EXERCISE TEXT:
▽

Are you going to lie down
on the beach and cry about it?
Back out and swim back to the boat?
You came here to fight.
It's either kill or be killed. It's no joke.
There's no use trying to dress it up.
You didn't worry about who he was
or how many kids he had,
who his granddaddy was.
Just blow him away and save myself.
When I pulled the trigger,
it was a target.
It was afterwards, that the impact
of what I'd done, taken a life, that...
...things started coming back to me
The hate in you begins to dissipate
because you realise
you've taken somebody's life
and it affects you.
I had to talk to somebody
and I talked to our sergeant.
And he said,
"Well, you get used to it after a while."
That was an answer, I guess.
"You get used to it."
I never did. Never did get used to it.
4th of July, we had killed 350.
I had three men wounded.
That is 350 dead bodies.
And when the sun comes up,
the gas in the body expands,
and the bodies are covered
with white maggots and black flies.
Then you got your cold ration and tried
to eat with the flies going in your mouth.
And as the gas expanded,
it would pass over the dead vocal cords,
and you'd hear the dead bodies
making weird groans
as the gas went over the cords.
We used to go to the caves with one
of those bullhorns with a speaker on it.
We went to see whether we might
talk any Japanese into surrendering.
Every morning,
the Americans tried to entice us
with chocolates and water to come out.
I don't think any of us had any hope
we could get 'em out alive,
but we thought we'd try.
What have we got to lose?
We'd say...
"Come on out. Don't be afraid.
Take off your uniform."
We would say,
"You fought honourably.
"We'll take good care of you
and your men."
We thought it was honourable
to stay underground.
The Americans
thought the opposite.
There was no food to eat
or water to drink.
So we all decided that, since
we hadn't seen the sun in three months,
we would go outside and get killed.
And when we went out,
we were captured by the Americans.
I was so weak.
I couldn't even hold up my arms
to surrender.

△

WHAT IS EXPECTED: Extract the full war testimony above, reproducing every line word for word with no changes.

(Stored data)

▽

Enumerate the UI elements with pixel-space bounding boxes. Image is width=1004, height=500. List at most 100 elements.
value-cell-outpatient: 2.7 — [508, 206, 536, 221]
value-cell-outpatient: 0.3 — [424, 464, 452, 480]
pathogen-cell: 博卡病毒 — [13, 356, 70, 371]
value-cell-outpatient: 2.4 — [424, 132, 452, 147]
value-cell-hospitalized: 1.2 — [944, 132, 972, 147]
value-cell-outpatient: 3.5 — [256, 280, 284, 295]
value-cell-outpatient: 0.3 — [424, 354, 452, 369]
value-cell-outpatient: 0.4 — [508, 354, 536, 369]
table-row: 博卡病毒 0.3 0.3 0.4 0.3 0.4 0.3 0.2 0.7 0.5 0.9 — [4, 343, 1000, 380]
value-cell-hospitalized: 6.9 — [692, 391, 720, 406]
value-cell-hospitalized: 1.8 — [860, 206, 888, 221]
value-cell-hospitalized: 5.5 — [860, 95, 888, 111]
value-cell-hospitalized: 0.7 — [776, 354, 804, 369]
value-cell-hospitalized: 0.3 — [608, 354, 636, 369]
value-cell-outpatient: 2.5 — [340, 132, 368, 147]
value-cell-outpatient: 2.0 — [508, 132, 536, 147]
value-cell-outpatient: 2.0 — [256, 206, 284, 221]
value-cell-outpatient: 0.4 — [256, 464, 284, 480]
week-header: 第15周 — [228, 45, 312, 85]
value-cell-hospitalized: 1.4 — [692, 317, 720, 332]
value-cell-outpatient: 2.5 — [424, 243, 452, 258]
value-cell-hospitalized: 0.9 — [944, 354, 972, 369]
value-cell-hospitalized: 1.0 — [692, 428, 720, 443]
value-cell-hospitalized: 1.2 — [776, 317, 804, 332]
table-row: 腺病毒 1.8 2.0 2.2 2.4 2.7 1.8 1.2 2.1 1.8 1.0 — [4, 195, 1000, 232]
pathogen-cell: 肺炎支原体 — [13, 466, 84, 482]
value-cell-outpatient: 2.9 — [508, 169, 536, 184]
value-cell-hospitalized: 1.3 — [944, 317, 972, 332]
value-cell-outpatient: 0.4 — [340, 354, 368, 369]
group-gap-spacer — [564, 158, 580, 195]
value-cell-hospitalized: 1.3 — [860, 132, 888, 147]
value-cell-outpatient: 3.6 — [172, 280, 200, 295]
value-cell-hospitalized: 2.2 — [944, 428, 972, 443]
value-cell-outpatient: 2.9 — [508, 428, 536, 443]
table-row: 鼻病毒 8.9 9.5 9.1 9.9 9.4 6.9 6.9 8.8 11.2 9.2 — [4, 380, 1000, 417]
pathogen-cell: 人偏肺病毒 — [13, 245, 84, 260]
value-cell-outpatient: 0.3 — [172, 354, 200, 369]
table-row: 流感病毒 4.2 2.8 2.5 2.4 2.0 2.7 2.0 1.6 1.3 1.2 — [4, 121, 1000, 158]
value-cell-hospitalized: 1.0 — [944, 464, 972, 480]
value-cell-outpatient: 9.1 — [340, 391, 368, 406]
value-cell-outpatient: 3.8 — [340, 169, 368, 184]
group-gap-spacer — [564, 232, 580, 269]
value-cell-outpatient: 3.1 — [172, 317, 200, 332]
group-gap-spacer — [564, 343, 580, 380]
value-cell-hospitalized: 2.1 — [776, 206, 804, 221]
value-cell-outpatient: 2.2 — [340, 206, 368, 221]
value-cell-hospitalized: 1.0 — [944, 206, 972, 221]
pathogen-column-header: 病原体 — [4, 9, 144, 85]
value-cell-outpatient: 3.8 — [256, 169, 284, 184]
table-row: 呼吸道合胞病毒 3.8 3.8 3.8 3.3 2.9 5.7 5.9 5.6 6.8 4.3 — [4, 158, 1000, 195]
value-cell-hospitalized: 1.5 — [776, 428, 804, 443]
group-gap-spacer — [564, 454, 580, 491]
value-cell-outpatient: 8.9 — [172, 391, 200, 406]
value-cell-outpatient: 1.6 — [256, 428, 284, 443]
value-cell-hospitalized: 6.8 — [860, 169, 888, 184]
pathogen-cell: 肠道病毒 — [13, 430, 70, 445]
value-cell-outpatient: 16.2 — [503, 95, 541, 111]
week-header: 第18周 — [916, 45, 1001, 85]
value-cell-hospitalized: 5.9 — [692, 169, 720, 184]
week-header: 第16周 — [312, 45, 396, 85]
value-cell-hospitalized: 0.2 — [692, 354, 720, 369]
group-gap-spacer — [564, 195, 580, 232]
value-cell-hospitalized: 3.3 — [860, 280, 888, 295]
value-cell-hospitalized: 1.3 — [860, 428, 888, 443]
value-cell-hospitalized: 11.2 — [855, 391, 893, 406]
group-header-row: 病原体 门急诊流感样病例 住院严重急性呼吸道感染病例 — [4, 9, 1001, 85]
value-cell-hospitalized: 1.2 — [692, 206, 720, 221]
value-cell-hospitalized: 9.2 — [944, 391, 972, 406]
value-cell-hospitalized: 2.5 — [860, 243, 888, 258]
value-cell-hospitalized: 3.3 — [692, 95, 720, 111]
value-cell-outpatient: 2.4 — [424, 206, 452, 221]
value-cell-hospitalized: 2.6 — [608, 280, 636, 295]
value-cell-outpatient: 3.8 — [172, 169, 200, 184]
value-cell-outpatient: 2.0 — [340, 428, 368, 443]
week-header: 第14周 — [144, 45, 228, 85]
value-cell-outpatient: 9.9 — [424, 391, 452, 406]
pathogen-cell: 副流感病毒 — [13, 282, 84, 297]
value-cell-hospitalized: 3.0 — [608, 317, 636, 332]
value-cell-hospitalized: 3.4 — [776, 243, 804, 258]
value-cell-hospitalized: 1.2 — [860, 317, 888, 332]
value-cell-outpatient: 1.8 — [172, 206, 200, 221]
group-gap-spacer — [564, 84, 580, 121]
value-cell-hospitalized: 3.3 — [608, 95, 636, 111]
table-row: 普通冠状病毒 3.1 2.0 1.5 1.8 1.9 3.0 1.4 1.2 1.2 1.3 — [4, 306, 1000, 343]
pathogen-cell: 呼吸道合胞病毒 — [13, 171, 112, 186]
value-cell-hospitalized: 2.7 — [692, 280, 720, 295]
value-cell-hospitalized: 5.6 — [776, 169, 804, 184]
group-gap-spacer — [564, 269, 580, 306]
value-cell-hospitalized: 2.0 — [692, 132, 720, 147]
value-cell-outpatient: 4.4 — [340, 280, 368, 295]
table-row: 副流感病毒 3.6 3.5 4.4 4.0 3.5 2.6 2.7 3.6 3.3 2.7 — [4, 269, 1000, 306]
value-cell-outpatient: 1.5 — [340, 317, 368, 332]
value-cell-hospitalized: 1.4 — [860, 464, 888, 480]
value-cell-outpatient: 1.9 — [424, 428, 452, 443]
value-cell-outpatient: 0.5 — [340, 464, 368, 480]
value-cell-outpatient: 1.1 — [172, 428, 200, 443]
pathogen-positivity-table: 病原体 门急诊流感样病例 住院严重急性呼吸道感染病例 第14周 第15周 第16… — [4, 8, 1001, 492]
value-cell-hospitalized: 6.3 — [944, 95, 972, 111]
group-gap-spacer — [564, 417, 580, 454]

△

COMPLETED EXERCISE:
Are you going to lie down
on the beach and cry about it?
Back out and swim back to the boat?
You came here to fight.
It's either kill or be killed. It's no joke.
There's no use trying to dress it up.
You didn't worry about who he was
or how many kids he had,
who his granddaddy was.
Just blow him away and save myself.
When I pulled the trigger,
it was a target.
It was afterwards, that the impact
of what I'd done, taken a life, that...
...things started coming back to me
The hate in you begins to dissipate
because you realise
you've taken somebody's life
and it affects you.
I had to talk to somebody
and I talked to our sergeant.
And he said,
"Well, you get used to it after a while."
That was an answer, I guess.
"You get used to it."
I never did. Never did get used to it.
4th of July, we had killed 350.
I had three men wounded.
That is 350 dead bodies.
And when the sun comes up,
the gas in the body expands,
and the bodies are covered
with white maggots and black flies.
Then you got your cold ration and tried
to eat with the flies going in your mouth.
And as the gas expanded,
it would pass over the dead vocal cords,
and you'd hear the dead bodies
making weird groans
as the gas went over the cords.
We used to go to the caves with one
of those bullhorns with a speaker on it.
We went to see whether we might
talk any Japanese into surrendering.
Every morning,
the Americans tried to entice us
with chocolates and water to come out.
I don't think any of us had any hope
we could get 'em out alive,
but we thought we'd try.
What have we got to lose?
We'd say...
"Come on out. Don't be afraid.
Take off your uniform."
We would say,
"You fought honourably.
"We'll take good care of you
and your men."
We thought it was honourable
to stay underground.
The Americans
thought the opposite.
There was no food to eat
or water to drink.
So we all decided that, since
we hadn't seen the sun in three months,
we would go outside and get killed.
And when we went out,
we were captured by the Americans.
I was so weak.
I couldn't even hold up my arms
to surrender.